■ **EXERCISE AIM**: Reproduce all the lines below exactly and omit the images.

■ **RECORDS FOR PROCESSING**:
******
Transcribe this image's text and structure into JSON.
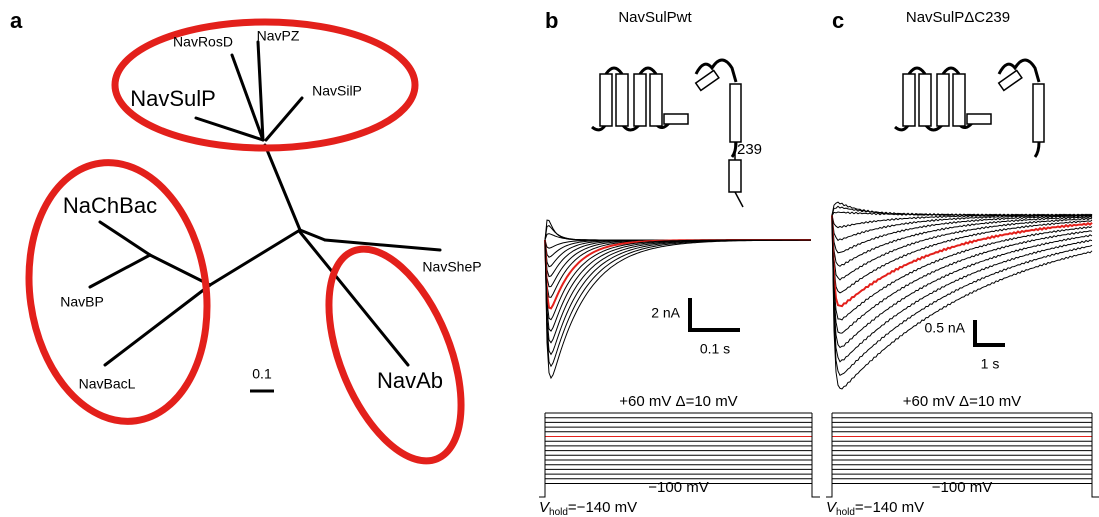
{
  "panels": [
    {
      "label": "a",
      "leaves": [
        "NavRosD",
        "NavPZ",
        "NavSulP",
        "NavSilP",
        "NaChBac",
        "NavSheP",
        "NavBP",
        "NavBacL",
        "NavAb"
      ],
      "scale": "0.1"
    },
    {
      "label": "b",
      "construct": "NavSulPwt",
      "residue": "239",
      "current_scale": "2 nA",
      "time_scale": "0.1 s",
      "protocol": {
        "step": "+60 mV Δ=10 mV",
        "low": "−100 mV",
        "hold_symbol": "V",
        "hold_subscript": "hold",
        "hold_value": "=−140 mV"
      }
    },
    {
      "label": "c",
      "construct": "NavSulPΔC239",
      "current_scale": "0.5 nA",
      "time_scale": "1 s",
      "protocol": {
        "step": "+60 mV Δ=10 mV",
        "low": "−100 mV",
        "hold_symbol": "V",
        "hold_subscript": "hold",
        "hold_value": "=−140 mV"
      }
    }
  ]
}
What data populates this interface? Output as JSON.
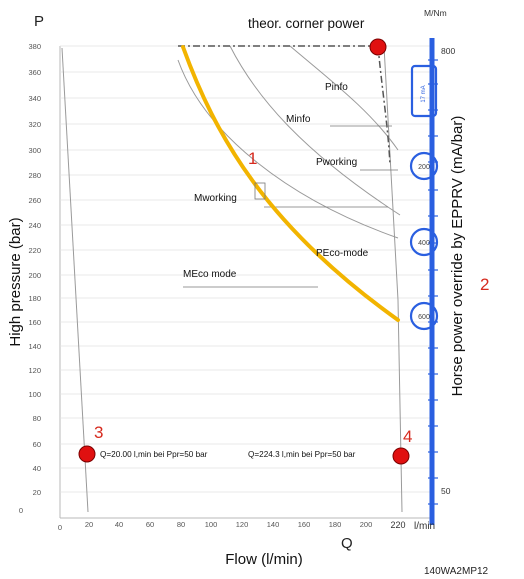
{
  "labels": {
    "p_axis": "P",
    "q_axis": "Q",
    "m_axis": "M/Nm",
    "lmin": "l/min",
    "ylabel": "High pressure (bar)",
    "xlabel": "Flow (l/min)",
    "right_label": "Horse power override by EPPRV (mA/bar)",
    "corner_power": "theor. corner power",
    "footer_code": "140WA2MP12",
    "pinfo": "Pinfo",
    "minfo": "Minfo",
    "pworking": "Pworking",
    "mworking": "Mworking",
    "peco": "PEco-mode",
    "meco": "MEco mode",
    "q_point3": "Q=20.00 l,min bei Ppr=50 bar",
    "q_point4": "Q=224.3 l,min bei Ppr=50 bar"
  },
  "markers": [
    "1",
    "2",
    "3",
    "4"
  ],
  "y_ticks": [
    "380",
    "360",
    "340",
    "320",
    "300",
    "280",
    "260",
    "240",
    "220",
    "200",
    "180",
    "160",
    "140",
    "120",
    "100",
    "80",
    "60",
    "40",
    "20",
    "0"
  ],
  "x_ticks": [
    "0",
    "20",
    "40",
    "60",
    "80",
    "100",
    "120",
    "140",
    "160",
    "180",
    "200",
    "220"
  ],
  "right_ticks": [
    "800",
    "50"
  ],
  "circled_values": [
    "17 mA",
    "200",
    "400",
    "600"
  ],
  "colors": {
    "highlight_curve": "#f2b400",
    "right_axis": "#2a5fe0",
    "marker_red": "#d62a1e",
    "point_fill": "#e01010"
  }
}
******
■ **THE SOLUTION**:
Transcribe this image's text and structure into JSON.
{
  "panels": [
    {
      "label": "a",
      "leaves": [
        "NavRosD",
        "NavPZ",
        "NavSulP",
        "NavSilP",
        "NaChBac",
        "NavSheP",
        "NavBP",
        "NavBacL",
        "NavAb"
      ],
      "scale": "0.1"
    },
    {
      "label": "b",
      "construct": "NavSulPwt",
      "residue": "239",
      "current_scale": "2 nA",
      "time_scale": "0.1 s",
      "protocol": {
        "step": "+60 mV Δ=10 mV",
        "low": "−100 mV",
        "hold_symbol": "V",
        "hold_subscript": "hold",
        "hold_value": "=−140 mV"
      }
    },
    {
      "label": "c",
      "construct": "NavSulPΔC239",
      "current_scale": "0.5 nA",
      "time_scale": "1 s",
      "protocol": {
        "step": "+60 mV Δ=10 mV",
        "low": "−100 mV",
        "hold_symbol": "V",
        "hold_subscript": "hold",
        "hold_value": "=−140 mV"
      }
    }
  ]
}
What data populates this interface? Output as JSON.
{
  "labels": {
    "p_axis": "P",
    "q_axis": "Q",
    "m_axis": "M/Nm",
    "lmin": "l/min",
    "ylabel": "High pressure (bar)",
    "xlabel": "Flow (l/min)",
    "right_label": "Horse power override by EPPRV (mA/bar)",
    "corner_power": "theor. corner power",
    "footer_code": "140WA2MP12",
    "pinfo": "Pinfo",
    "minfo": "Minfo",
    "pworking": "Pworking",
    "mworking": "Mworking",
    "peco": "PEco-mode",
    "meco": "MEco mode",
    "q_point3": "Q=20.00 l,min bei Ppr=50 bar",
    "q_point4": "Q=224.3 l,min bei Ppr=50 bar"
  },
  "markers": [
    "1",
    "2",
    "3",
    "4"
  ],
  "y_ticks": [
    "380",
    "360",
    "340",
    "320",
    "300",
    "280",
    "260",
    "240",
    "220",
    "200",
    "180",
    "160",
    "140",
    "120",
    "100",
    "80",
    "60",
    "40",
    "20",
    "0"
  ],
  "x_ticks": [
    "0",
    "20",
    "40",
    "60",
    "80",
    "100",
    "120",
    "140",
    "160",
    "180",
    "200",
    "220"
  ],
  "right_ticks": [
    "800",
    "50"
  ],
  "circled_values": [
    "17 mA",
    "200",
    "400",
    "600"
  ],
  "colors": {
    "highlight_curve": "#f2b400",
    "right_axis": "#2a5fe0",
    "marker_red": "#d62a1e",
    "point_fill": "#e01010"
  }
}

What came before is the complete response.